** Start of Data shown **
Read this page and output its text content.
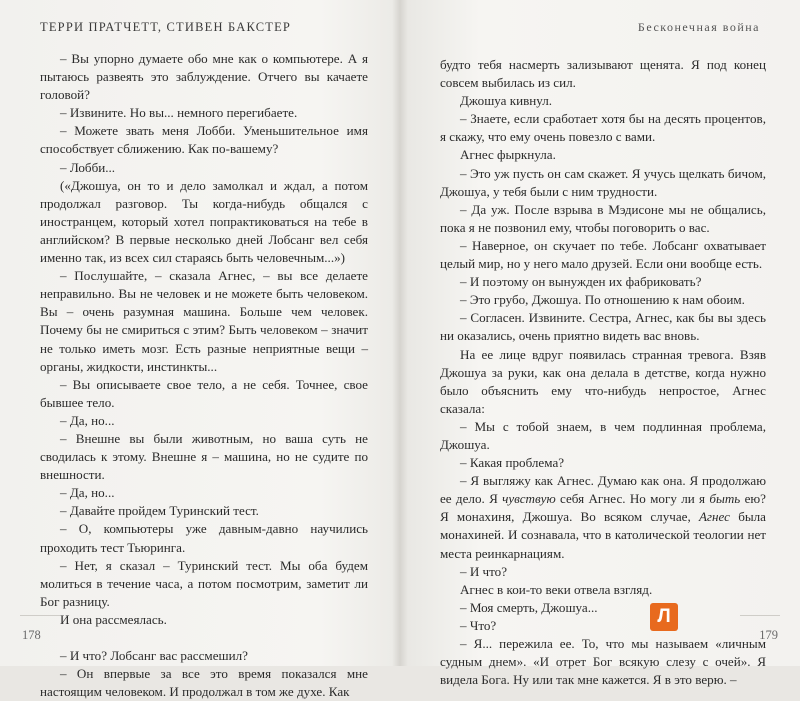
ТЕРРИ ПРАТЧЕТТ, СТИВЕН БАКСТЕР

– Вы упорно думаете обо мне как о компьютере. А я пытаюсь развеять это заблуждение. Отчего вы качаете головой?

– Извините. Но вы... немного перегибаете.

– Можете звать меня Лобби. Уменьшительное имя способствует сближению. Как по-вашему?

– Лобби...

(«Джошуа, он то и дело замолкал и ждал, а потом продолжал разговор. Ты когда-нибудь общался с иностранцем, который хотел попрактиковаться на тебе в английском? В первые несколько дней Лобсанг вел себя именно так, из всех сил стараясь быть человечным...»)

– Послушайте, – сказала Агнес, – вы все делаете неправильно. Вы не человек и не можете быть человеком. Вы – очень разумная машина. Больше чем человек. Почему бы не смириться с этим? Быть человеком – значит не только иметь мозг. Есть разные неприятные вещи – органы, жидкости, инстинкты...

– Вы описываете свое тело, а не себя. Точнее, свое бывшее тело.

– Да, но...

– Внешне вы были животным, но ваша суть не сводилась к этому. Внешне я – машина, но не судите по внешности.

– Да, но...

– Давайте пройдем Туринский тест.

– О, компьютеры уже давным-давно научились проходить тест Тьюринга.

– Нет, я сказал – Туринский тест. Мы оба будем молиться в течение часа, а потом посмотрим, заметит ли Бог разницу.

И она рассмеялась.

– И что? Лобсанг вас рассмешил?

– Он впервые за все это время показался мне настоящим человеком. И продолжал в том же духе. Как

178
Бесконечная война

будто тебя насмерть зализывают щенята. Я под конец совсем выбилась из сил.

Джошуа кивнул.

– Знаете, если сработает хотя бы на десять процентов, я скажу, что ему очень повезло с вами.

Агнес фыркнула.

– Это уж пусть он сам скажет. Я учусь щелкать бичом, Джошуа, у тебя были с ним трудности.

– Да уж. После взрыва в Мэдисоне мы не общались, пока я не позвонил ему, чтобы поговорить о вас.

– Наверное, он скучает по тебе. Лобсанг охватывает целый мир, но у него мало друзей. Если они вообще есть.

– И поэтому он вынужден их фабриковать?

– Это грубо, Джошуа. По отношению к нам обоим.

– Согласен. Извините. Сестра, Агнес, как бы вы здесь ни оказались, очень приятно видеть вас вновь.

На ее лице вдруг появилась странная тревога. Взяв Джошуа за руки, как она делала в детстве, когда нужно было объяснить ему что-нибудь непростое, Агнес сказала:

– Мы с тобой знаем, в чем подлинная проблема, Джошуа.

– Какая проблема?

– Я выгляжу как Агнес. Думаю как она. Я продолжаю ее дело. Я чувствую себя Агнес. Но могу ли я быть ею? Я монахиня, Джошуа. Во всяком случае, Агнес была монахиней. И сознавала, что в католической теологии нет места реинкарнациям.

– И что?

Агнес в кои-то веки отвела взгляд.

– Моя смерть, Джошуа...

– Что?

– Я... пережила ее. То, что мы называем «личным судным днем». «И отрет Бог всякую слезу с очей». Я видела Бога. Ну или так мне кажется. Я в это верю. –

179
Л
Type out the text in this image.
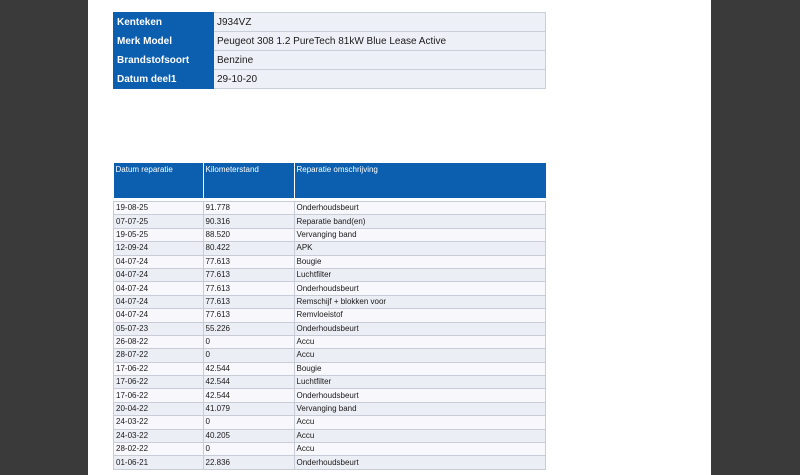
Kenteken	J934VZ
Merk Model	Peugeot 308 1.2 PureTech 81kW Blue Lease Active
Brandstofsoort	Benzine
Datum deel1	29-10-20
Datum reparatie	Kilometerstand	Reparatie omschrijving

19-08-25	91.778	Onderhoudsbeurt
07-07-25	90.316	Reparatie band(en)
19-05-25	88.520	Vervanging band
12-09-24	80.422	APK
04-07-24	77.613	Bougie
04-07-24	77.613	Luchtfilter
04-07-24	77.613	Onderhoudsbeurt
04-07-24	77.613	Remschijf + blokken voor
04-07-24	77.613	Remvloeistof
05-07-23	55.226	Onderhoudsbeurt
26-08-22	0	Accu
28-07-22	0	Accu
17-06-22	42.544	Bougie
17-06-22	42.544	Luchtfilter
17-06-22	42.544	Onderhoudsbeurt
20-04-22	41.079	Vervanging band
24-03-22	0	Accu
24-03-22	40.205	Accu
28-02-22	0	Accu
01-06-21	22.836	Onderhoudsbeurt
** End of Data shown **
Retype the entries word for word. Omit any images.

Read this page and output its text content.
ТЕРРИ ПРАТЧЕТТ, СТИВЕН БАКСТЕР

– Вы упорно думаете обо мне как о компьютере. А я пытаюсь развеять это заблуждение. Отчего вы качаете головой?

– Извините. Но вы... немного перегибаете.

– Можете звать меня Лобби. Уменьшительное имя способствует сближению. Как по-вашему?

– Лобби...

(«Джошуа, он то и дело замолкал и ждал, а потом продолжал разговор. Ты когда-нибудь общался с иностранцем, который хотел попрактиковаться на тебе в английском? В первые несколько дней Лобсанг вел себя именно так, из всех сил стараясь быть человечным...»)

– Послушайте, – сказала Агнес, – вы все делаете неправильно. Вы не человек и не можете быть человеком. Вы – очень разумная машина. Больше чем человек. Почему бы не смириться с этим? Быть человеком – значит не только иметь мозг. Есть разные неприятные вещи – органы, жидкости, инстинкты...

– Вы описываете свое тело, а не себя. Точнее, свое бывшее тело.

– Да, но...

– Внешне вы были животным, но ваша суть не сводилась к этому. Внешне я – машина, но не судите по внешности.

– Да, но...

– Давайте пройдем Туринский тест.

– О, компьютеры уже давным-давно научились проходить тест Тьюринга.

– Нет, я сказал – Туринский тест. Мы оба будем молиться в течение часа, а потом посмотрим, заметит ли Бог разницу.

И она рассмеялась.

– И что? Лобсанг вас рассмешил?

– Он впервые за все это время показался мне настоящим человеком. И продолжал в том же духе. Как

178
Бесконечная война

будто тебя насмерть зализывают щенята. Я под конец совсем выбилась из сил.

Джошуа кивнул.

– Знаете, если сработает хотя бы на десять процентов, я скажу, что ему очень повезло с вами.

Агнес фыркнула.

– Это уж пусть он сам скажет. Я учусь щелкать бичом, Джошуа, у тебя были с ним трудности.

– Да уж. После взрыва в Мэдисоне мы не общались, пока я не позвонил ему, чтобы поговорить о вас.

– Наверное, он скучает по тебе. Лобсанг охватывает целый мир, но у него мало друзей. Если они вообще есть.

– И поэтому он вынужден их фабриковать?

– Это грубо, Джошуа. По отношению к нам обоим.

– Согласен. Извините. Сестра, Агнес, как бы вы здесь ни оказались, очень приятно видеть вас вновь.

На ее лице вдруг появилась странная тревога. Взяв Джошуа за руки, как она делала в детстве, когда нужно было объяснить ему что-нибудь непростое, Агнес сказала:

– Мы с тобой знаем, в чем подлинная проблема, Джошуа.

– Какая проблема?

– Я выгляжу как Агнес. Думаю как она. Я продолжаю ее дело. Я чувствую себя Агнес. Но могу ли я быть ею? Я монахиня, Джошуа. Во всяком случае, Агнес была монахиней. И сознавала, что в католической теологии нет места реинкарнациям.

– И что?

Агнес в кои-то веки отвела взгляд.

– Моя смерть, Джошуа...

– Что?

– Я... пережила ее. То, что мы называем «личным судным днем». «И отрет Бог всякую слезу с очей». Я видела Бога. Ну или так мне кажется. Я в это верю. –

179
Л
Type out the text in this image.
Kenteken	J934VZ
Merk Model	Peugeot 308 1.2 PureTech 81kW Blue Lease Active
Brandstofsoort	Benzine
Datum deel1	29-10-20
Datum reparatie	Kilometerstand	Reparatie omschrijving

19-08-25	91.778	Onderhoudsbeurt
07-07-25	90.316	Reparatie band(en)
19-05-25	88.520	Vervanging band
12-09-24	80.422	APK
04-07-24	77.613	Bougie
04-07-24	77.613	Luchtfilter
04-07-24	77.613	Onderhoudsbeurt
04-07-24	77.613	Remschijf + blokken voor
04-07-24	77.613	Remvloeistof
05-07-23	55.226	Onderhoudsbeurt
26-08-22	0	Accu
28-07-22	0	Accu
17-06-22	42.544	Bougie
17-06-22	42.544	Luchtfilter
17-06-22	42.544	Onderhoudsbeurt
20-04-22	41.079	Vervanging band
24-03-22	0	Accu
24-03-22	40.205	Accu
28-02-22	0	Accu
01-06-21	22.836	Onderhoudsbeurt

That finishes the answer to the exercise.